Rows from a dataset:
- - -
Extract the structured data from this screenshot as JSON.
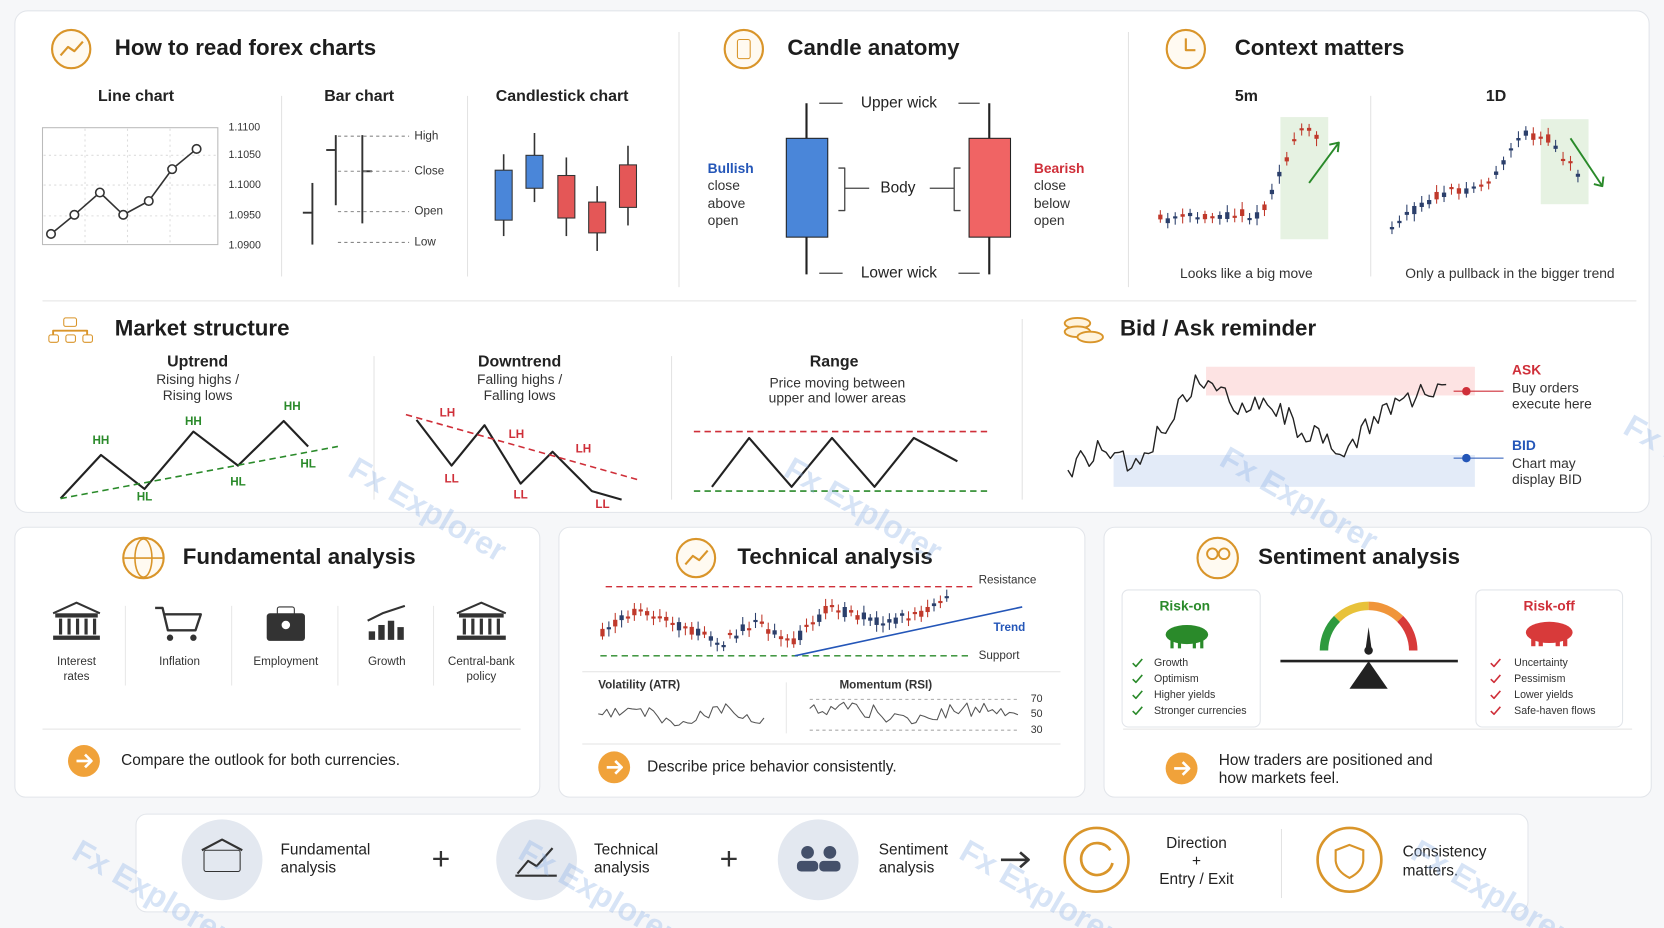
{
  "forex_charts": {
    "title": "How to read forex charts",
    "line_chart": "Line chart",
    "price_ticks": [
      "1.1100",
      "1.1050",
      "1.1000",
      "1.0950",
      "1.0900"
    ],
    "bar_chart": "Bar chart",
    "bar_labels": [
      "High",
      "Close",
      "Open",
      "Low"
    ],
    "candlestick_chart": "Candlestick chart"
  },
  "candle_anatomy": {
    "title": "Candle anatomy",
    "upper_wick": "Upper wick",
    "body": "Body",
    "lower_wick": "Lower wick",
    "bullish": [
      "Bullish",
      "close",
      "above",
      "open"
    ],
    "bearish": [
      "Bearish",
      "close",
      "below",
      "open"
    ]
  },
  "context": {
    "title": "Context matters",
    "panels": [
      {
        "timeframe": "5m",
        "caption": "Looks like a big move"
      },
      {
        "timeframe": "1D",
        "caption": "Only a pullback in the bigger trend"
      }
    ]
  },
  "market_structure": {
    "title": "Market structure",
    "uptrend": {
      "title": "Uptrend",
      "subtitle": [
        "Rising highs /",
        "Rising lows"
      ],
      "highs": [
        "HH",
        "HH",
        "HH"
      ],
      "lows": [
        "HL",
        "HL",
        "HL"
      ]
    },
    "downtrend": {
      "title": "Downtrend",
      "subtitle": [
        "Falling highs /",
        "Falling lows"
      ],
      "highs": [
        "LH",
        "LH",
        "LH"
      ],
      "lows": [
        "LL",
        "LL",
        "LL"
      ]
    },
    "range": {
      "title": "Range",
      "subtitle": [
        "Price moving between",
        "upper and lower areas"
      ]
    }
  },
  "bid_ask": {
    "title": "Bid / Ask reminder",
    "ask": [
      "ASK",
      "Buy orders",
      "execute here"
    ],
    "bid": [
      "BID",
      "Chart may",
      "display BID"
    ]
  },
  "fundamental": {
    "title": "Fundamental analysis",
    "factors": [
      [
        "Interest",
        "rates"
      ],
      [
        "Inflation"
      ],
      [
        "Employment"
      ],
      [
        "Growth"
      ],
      [
        "Central-bank",
        "policy"
      ]
    ],
    "note": "Compare the outlook for both currencies."
  },
  "technical": {
    "title": "Technical analysis",
    "resistance": "Resistance",
    "trend": "Trend",
    "support": "Support",
    "volatility": "Volatility (ATR)",
    "momentum": "Momentum (RSI)",
    "rsi_levels": [
      "70",
      "50",
      "30"
    ],
    "note": "Describe price behavior consistently."
  },
  "sentiment": {
    "title": "Sentiment analysis",
    "risk_on": {
      "label": "Risk-on",
      "items": [
        "Growth",
        "Optimism",
        "Higher yields",
        "Stronger currencies"
      ]
    },
    "risk_off": {
      "label": "Risk-off",
      "items": [
        "Uncertainty",
        "Pessimism",
        "Lower yields",
        "Safe-haven flows"
      ]
    },
    "note": [
      "How traders are positioned and",
      "how markets feel."
    ]
  },
  "summary": {
    "steps": [
      [
        "Fundamental",
        "analysis"
      ],
      [
        "Technical",
        "analysis"
      ],
      [
        "Sentiment",
        "analysis"
      ]
    ],
    "plus": "+",
    "result": [
      "Direction",
      "+",
      "Entry / Exit"
    ],
    "closing": [
      "Consistency",
      "matters."
    ]
  },
  "watermark": "Fx Explorer"
}
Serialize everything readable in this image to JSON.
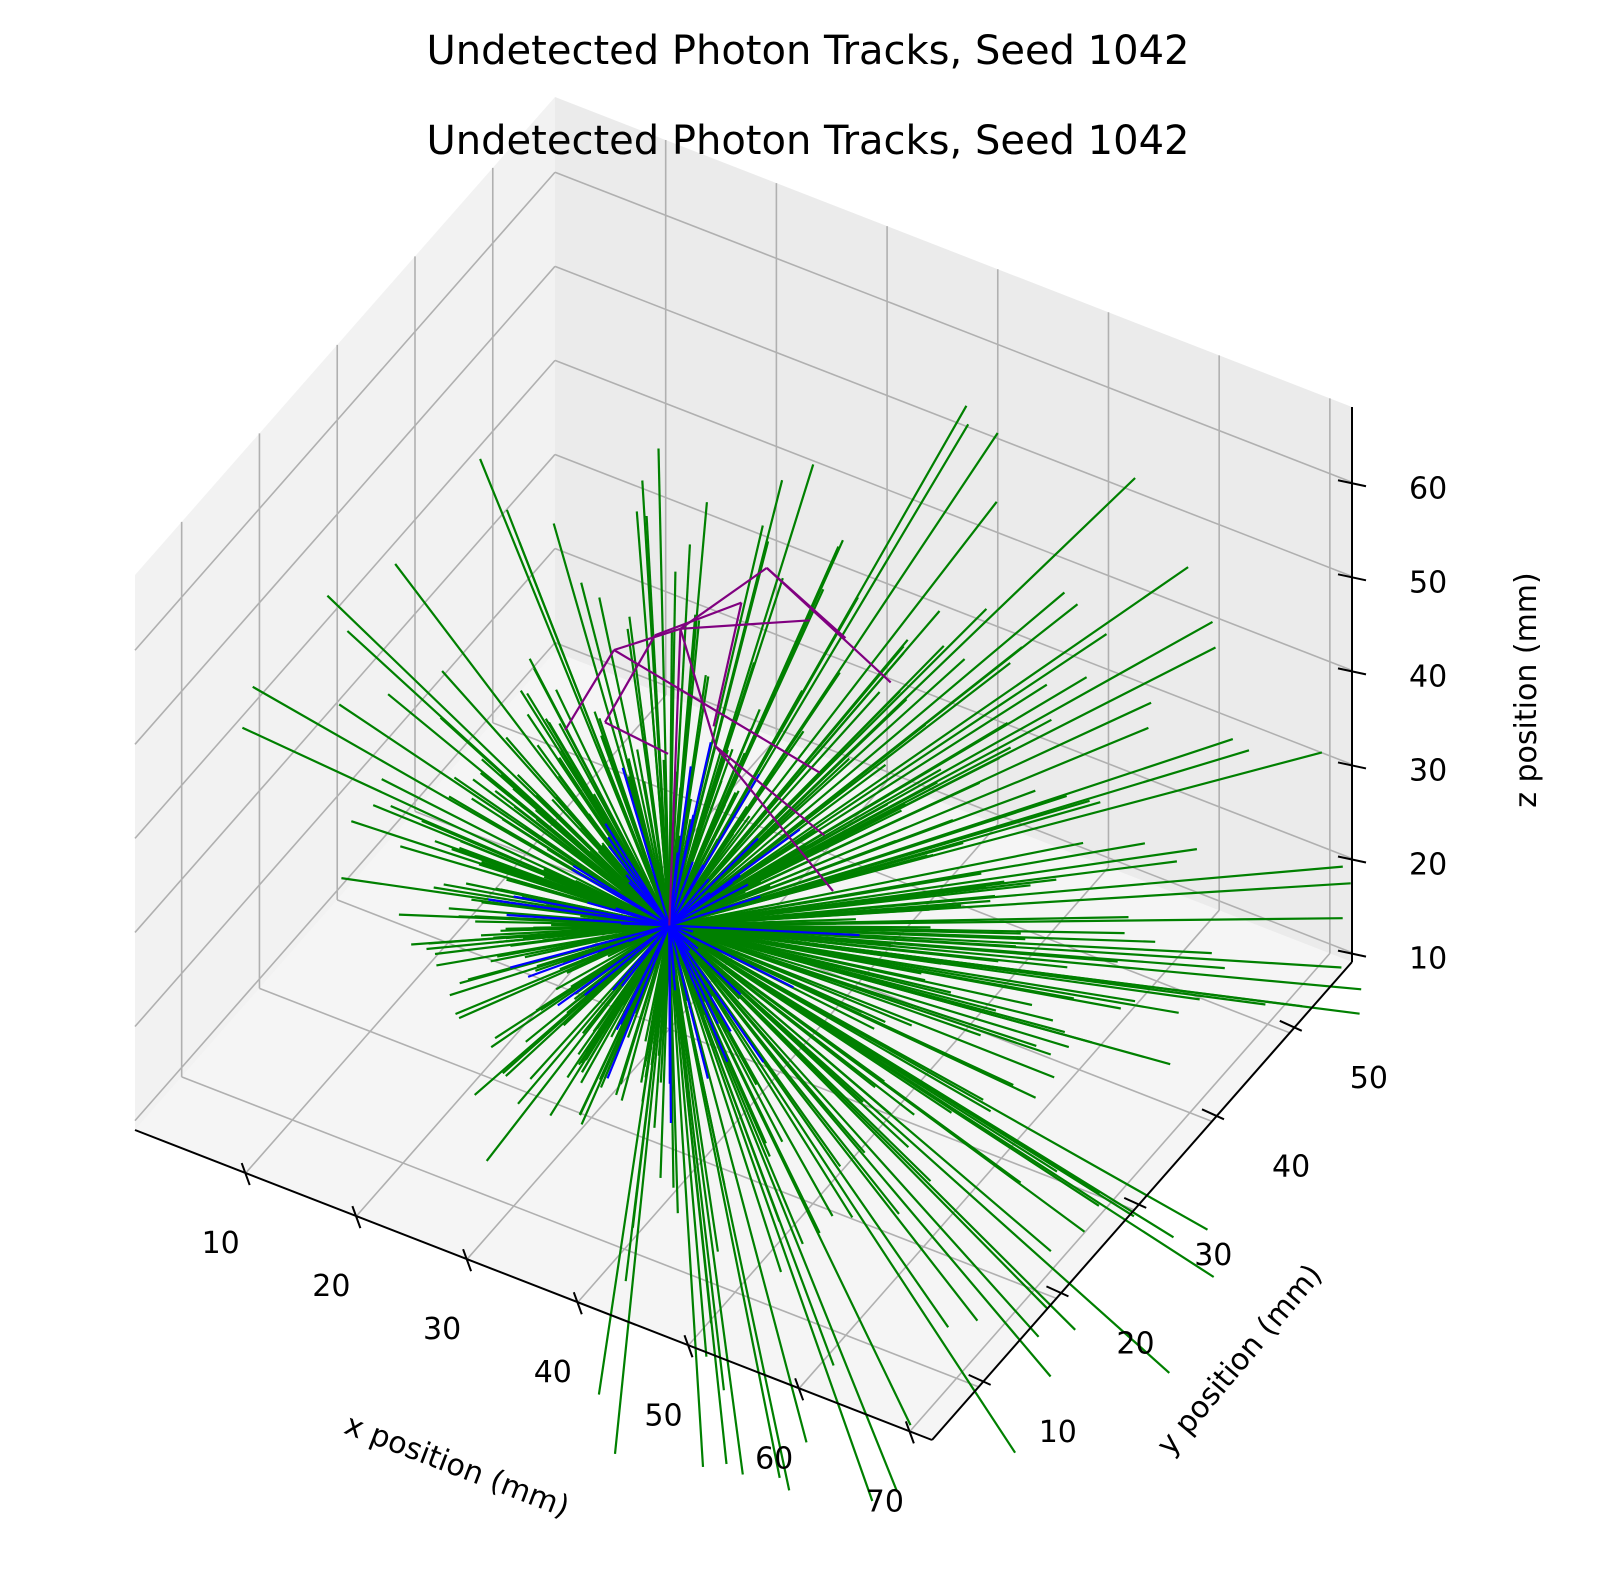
{
  "title": "Undetected Photon Tracks, Seed 1042",
  "subtitle": "Undetected Photon Tracks, Seed 1042",
  "colors": {
    "track_main": "#008000",
    "track_short": "#0000ff",
    "track_scattered": "#800080",
    "pane_left": "#f2f2f2",
    "pane_right": "#ebebeb",
    "pane_floor": "#f5f5f5",
    "grid": "#b0b0b0"
  },
  "chart_data": {
    "type": "line3d",
    "title": "Undetected Photon Tracks, Seed 1042",
    "xlabel": "x position (mm)",
    "ylabel": "y position (mm)",
    "zlabel": "z position (mm)",
    "xlim": [
      0,
      72
    ],
    "ylim": [
      4,
      58
    ],
    "zlim": [
      9,
      68
    ],
    "xticks": [
      "10",
      "20",
      "30",
      "40",
      "50",
      "60",
      "70"
    ],
    "yticks": [
      "10",
      "20",
      "30",
      "40",
      "50"
    ],
    "zticks": [
      "10",
      "20",
      "30",
      "40",
      "50",
      "60"
    ],
    "grid": true,
    "source_point": [
      30,
      30,
      20
    ],
    "series": [
      {
        "color": "green",
        "count": 520,
        "description_length_range_mm": [
          10,
          55
        ],
        "emission": "isotropic from source point, biased toward +x"
      },
      {
        "color": "blue",
        "count": 60,
        "length_range_mm": [
          6,
          16
        ],
        "emission": "isotropic from source point"
      },
      {
        "color": "purple",
        "segments": [
          [
            [
              30,
              30,
              20
            ],
            [
              31,
              30,
              52
            ]
          ],
          [
            [
              31,
              30,
              52
            ],
            [
              25,
              30,
              47
            ]
          ],
          [
            [
              25,
              30,
              47
            ],
            [
              45,
              28,
              45
            ]
          ],
          [
            [
              31,
              30,
              52
            ],
            [
              42,
              31,
              57
            ]
          ],
          [
            [
              31,
              30,
              52
            ],
            [
              37,
              26,
              46
            ]
          ],
          [
            [
              37,
              26,
              46
            ],
            [
              44,
              30,
              36
            ]
          ],
          [
            [
              37,
              26,
              46
            ],
            [
              49,
              24,
              38
            ]
          ],
          [
            [
              25,
              30,
              47
            ],
            [
              22,
              28,
              39
            ]
          ],
          [
            [
              31,
              30,
              52
            ],
            [
              36,
              34,
              57
            ]
          ],
          [
            [
              36,
              34,
              57
            ],
            [
              50,
              30,
              55
            ]
          ],
          [
            [
              36,
              34,
              57
            ],
            [
              41,
              37,
              49
            ]
          ],
          [
            [
              28,
              31,
              49
            ],
            [
              33,
              35,
              51
            ]
          ],
          [
            [
              28,
              31,
              49
            ],
            [
              27,
              26,
              44
            ]
          ],
          [
            [
              33,
              35,
              51
            ],
            [
              34,
              30,
              43
            ]
          ],
          [
            [
              27,
              26,
              44
            ],
            [
              32,
              27,
              42
            ]
          ]
        ]
      }
    ]
  }
}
- - -
Using the material above, retype each entry exactly and omit the pictures.

#### OUTPUT:
Extract the structured data from this screenshot as JSON.
{
  "forex_charts": {
    "title": "How to read forex charts",
    "line_chart": "Line chart",
    "price_ticks": [
      "1.1100",
      "1.1050",
      "1.1000",
      "1.0950",
      "1.0900"
    ],
    "bar_chart": "Bar chart",
    "bar_labels": [
      "High",
      "Close",
      "Open",
      "Low"
    ],
    "candlestick_chart": "Candlestick chart"
  },
  "candle_anatomy": {
    "title": "Candle anatomy",
    "upper_wick": "Upper wick",
    "body": "Body",
    "lower_wick": "Lower wick",
    "bullish": [
      "Bullish",
      "close",
      "above",
      "open"
    ],
    "bearish": [
      "Bearish",
      "close",
      "below",
      "open"
    ]
  },
  "context": {
    "title": "Context matters",
    "panels": [
      {
        "timeframe": "5m",
        "caption": "Looks like a big move"
      },
      {
        "timeframe": "1D",
        "caption": "Only a pullback in the bigger trend"
      }
    ]
  },
  "market_structure": {
    "title": "Market structure",
    "uptrend": {
      "title": "Uptrend",
      "subtitle": [
        "Rising highs /",
        "Rising lows"
      ],
      "highs": [
        "HH",
        "HH",
        "HH"
      ],
      "lows": [
        "HL",
        "HL",
        "HL"
      ]
    },
    "downtrend": {
      "title": "Downtrend",
      "subtitle": [
        "Falling highs /",
        "Falling lows"
      ],
      "highs": [
        "LH",
        "LH",
        "LH"
      ],
      "lows": [
        "LL",
        "LL",
        "LL"
      ]
    },
    "range": {
      "title": "Range",
      "subtitle": [
        "Price moving between",
        "upper and lower areas"
      ]
    }
  },
  "bid_ask": {
    "title": "Bid / Ask reminder",
    "ask": [
      "ASK",
      "Buy orders",
      "execute here"
    ],
    "bid": [
      "BID",
      "Chart may",
      "display BID"
    ]
  },
  "fundamental": {
    "title": "Fundamental analysis",
    "factors": [
      [
        "Interest",
        "rates"
      ],
      [
        "Inflation"
      ],
      [
        "Employment"
      ],
      [
        "Growth"
      ],
      [
        "Central-bank",
        "policy"
      ]
    ],
    "note": "Compare the outlook for both currencies."
  },
  "technical": {
    "title": "Technical analysis",
    "resistance": "Resistance",
    "trend": "Trend",
    "support": "Support",
    "volatility": "Volatility (ATR)",
    "momentum": "Momentum (RSI)",
    "rsi_levels": [
      "70",
      "50",
      "30"
    ],
    "note": "Describe price behavior consistently."
  },
  "sentiment": {
    "title": "Sentiment analysis",
    "risk_on": {
      "label": "Risk-on",
      "items": [
        "Growth",
        "Optimism",
        "Higher yields",
        "Stronger currencies"
      ]
    },
    "risk_off": {
      "label": "Risk-off",
      "items": [
        "Uncertainty",
        "Pessimism",
        "Lower yields",
        "Safe-haven flows"
      ]
    },
    "note": [
      "How traders are positioned and",
      "how markets feel."
    ]
  },
  "summary": {
    "steps": [
      [
        "Fundamental",
        "analysis"
      ],
      [
        "Technical",
        "analysis"
      ],
      [
        "Sentiment",
        "analysis"
      ]
    ],
    "plus": "+",
    "result": [
      "Direction",
      "+",
      "Entry / Exit"
    ],
    "closing": [
      "Consistency",
      "matters."
    ]
  },
  "watermark": "Fx Explorer"
}
Serialize everything readable in this image to JSON.
{
  "title": "Undetected Photon Tracks, Seed 1042",
  "subtitle": "Undetected Photon Tracks, Seed 1042",
  "colors": {
    "track_main": "#008000",
    "track_short": "#0000ff",
    "track_scattered": "#800080",
    "pane_left": "#f2f2f2",
    "pane_right": "#ebebeb",
    "pane_floor": "#f5f5f5",
    "grid": "#b0b0b0"
  },
  "chart_data": {
    "type": "line3d",
    "title": "Undetected Photon Tracks, Seed 1042",
    "xlabel": "x position (mm)",
    "ylabel": "y position (mm)",
    "zlabel": "z position (mm)",
    "xlim": [
      0,
      72
    ],
    "ylim": [
      4,
      58
    ],
    "zlim": [
      9,
      68
    ],
    "xticks": [
      "10",
      "20",
      "30",
      "40",
      "50",
      "60",
      "70"
    ],
    "yticks": [
      "10",
      "20",
      "30",
      "40",
      "50"
    ],
    "zticks": [
      "10",
      "20",
      "30",
      "40",
      "50",
      "60"
    ],
    "grid": true,
    "source_point": [
      30,
      30,
      20
    ],
    "series": [
      {
        "color": "green",
        "count": 520,
        "description_length_range_mm": [
          10,
          55
        ],
        "emission": "isotropic from source point, biased toward +x"
      },
      {
        "color": "blue",
        "count": 60,
        "length_range_mm": [
          6,
          16
        ],
        "emission": "isotropic from source point"
      },
      {
        "color": "purple",
        "segments": [
          [
            [
              30,
              30,
              20
            ],
            [
              31,
              30,
              52
            ]
          ],
          [
            [
              31,
              30,
              52
            ],
            [
              25,
              30,
              47
            ]
          ],
          [
            [
              25,
              30,
              47
            ],
            [
              45,
              28,
              45
            ]
          ],
          [
            [
              31,
              30,
              52
            ],
            [
              42,
              31,
              57
            ]
          ],
          [
            [
              31,
              30,
              52
            ],
            [
              37,
              26,
              46
            ]
          ],
          [
            [
              37,
              26,
              46
            ],
            [
              44,
              30,
              36
            ]
          ],
          [
            [
              37,
              26,
              46
            ],
            [
              49,
              24,
              38
            ]
          ],
          [
            [
              25,
              30,
              47
            ],
            [
              22,
              28,
              39
            ]
          ],
          [
            [
              31,
              30,
              52
            ],
            [
              36,
              34,
              57
            ]
          ],
          [
            [
              36,
              34,
              57
            ],
            [
              50,
              30,
              55
            ]
          ],
          [
            [
              36,
              34,
              57
            ],
            [
              41,
              37,
              49
            ]
          ],
          [
            [
              28,
              31,
              49
            ],
            [
              33,
              35,
              51
            ]
          ],
          [
            [
              28,
              31,
              49
            ],
            [
              27,
              26,
              44
            ]
          ],
          [
            [
              33,
              35,
              51
            ],
            [
              34,
              30,
              43
            ]
          ],
          [
            [
              27,
              26,
              44
            ],
            [
              32,
              27,
              42
            ]
          ]
        ]
      }
    ]
  }
}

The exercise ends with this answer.